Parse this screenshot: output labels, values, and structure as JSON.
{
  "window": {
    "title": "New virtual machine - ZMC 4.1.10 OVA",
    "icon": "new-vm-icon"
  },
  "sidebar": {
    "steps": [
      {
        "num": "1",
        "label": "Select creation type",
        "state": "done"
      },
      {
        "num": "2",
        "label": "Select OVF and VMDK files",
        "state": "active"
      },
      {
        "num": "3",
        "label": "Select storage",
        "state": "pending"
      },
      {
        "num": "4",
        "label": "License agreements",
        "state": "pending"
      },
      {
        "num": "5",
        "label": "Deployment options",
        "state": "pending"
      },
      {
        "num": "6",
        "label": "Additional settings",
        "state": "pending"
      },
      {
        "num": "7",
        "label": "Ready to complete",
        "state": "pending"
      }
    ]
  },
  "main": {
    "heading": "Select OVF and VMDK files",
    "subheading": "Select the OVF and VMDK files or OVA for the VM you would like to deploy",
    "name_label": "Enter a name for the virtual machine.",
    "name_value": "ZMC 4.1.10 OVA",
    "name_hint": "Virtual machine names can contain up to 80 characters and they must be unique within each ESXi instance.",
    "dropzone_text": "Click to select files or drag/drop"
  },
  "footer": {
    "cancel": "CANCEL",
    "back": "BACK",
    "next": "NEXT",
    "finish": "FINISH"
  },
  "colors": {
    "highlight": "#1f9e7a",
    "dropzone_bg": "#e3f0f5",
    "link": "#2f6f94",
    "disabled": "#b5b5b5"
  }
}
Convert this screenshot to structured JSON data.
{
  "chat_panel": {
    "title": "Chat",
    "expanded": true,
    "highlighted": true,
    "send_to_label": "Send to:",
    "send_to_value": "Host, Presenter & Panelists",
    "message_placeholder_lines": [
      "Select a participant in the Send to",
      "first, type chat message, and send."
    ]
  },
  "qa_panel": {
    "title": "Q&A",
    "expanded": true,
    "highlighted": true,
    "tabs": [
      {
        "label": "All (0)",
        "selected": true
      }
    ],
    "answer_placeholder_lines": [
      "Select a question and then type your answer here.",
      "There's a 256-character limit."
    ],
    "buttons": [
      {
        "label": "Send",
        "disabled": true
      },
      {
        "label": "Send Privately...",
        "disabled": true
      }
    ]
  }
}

◆ Instructions for the task
Reproduce the records in full, exactly as written.

◆ Exercise answer
Parse this screenshot: output labels, values, and structure as JSON.
{
  "window": {
    "title": "New virtual machine - ZMC 4.1.10 OVA",
    "icon": "new-vm-icon"
  },
  "sidebar": {
    "steps": [
      {
        "num": "1",
        "label": "Select creation type",
        "state": "done"
      },
      {
        "num": "2",
        "label": "Select OVF and VMDK files",
        "state": "active"
      },
      {
        "num": "3",
        "label": "Select storage",
        "state": "pending"
      },
      {
        "num": "4",
        "label": "License agreements",
        "state": "pending"
      },
      {
        "num": "5",
        "label": "Deployment options",
        "state": "pending"
      },
      {
        "num": "6",
        "label": "Additional settings",
        "state": "pending"
      },
      {
        "num": "7",
        "label": "Ready to complete",
        "state": "pending"
      }
    ]
  },
  "main": {
    "heading": "Select OVF and VMDK files",
    "subheading": "Select the OVF and VMDK files or OVA for the VM you would like to deploy",
    "name_label": "Enter a name for the virtual machine.",
    "name_value": "ZMC 4.1.10 OVA",
    "name_hint": "Virtual machine names can contain up to 80 characters and they must be unique within each ESXi instance.",
    "dropzone_text": "Click to select files or drag/drop"
  },
  "footer": {
    "cancel": "CANCEL",
    "back": "BACK",
    "next": "NEXT",
    "finish": "FINISH"
  },
  "colors": {
    "highlight": "#1f9e7a",
    "dropzone_bg": "#e3f0f5",
    "link": "#2f6f94",
    "disabled": "#b5b5b5"
  }
}
Convert this screenshot to structured JSON data.
{
  "chat_panel": {
    "title": "Chat",
    "expanded": true,
    "highlighted": true,
    "send_to_label": "Send to:",
    "send_to_value": "Host, Presenter & Panelists",
    "message_placeholder_lines": [
      "Select a participant in the Send to",
      "first, type chat message, and send."
    ]
  },
  "qa_panel": {
    "title": "Q&A",
    "expanded": true,
    "highlighted": true,
    "tabs": [
      {
        "label": "All (0)",
        "selected": true
      }
    ],
    "answer_placeholder_lines": [
      "Select a question and then type your answer here.",
      "There's a 256-character limit."
    ],
    "buttons": [
      {
        "label": "Send",
        "disabled": true
      },
      {
        "label": "Send Privately...",
        "disabled": true
      }
    ]
  }
}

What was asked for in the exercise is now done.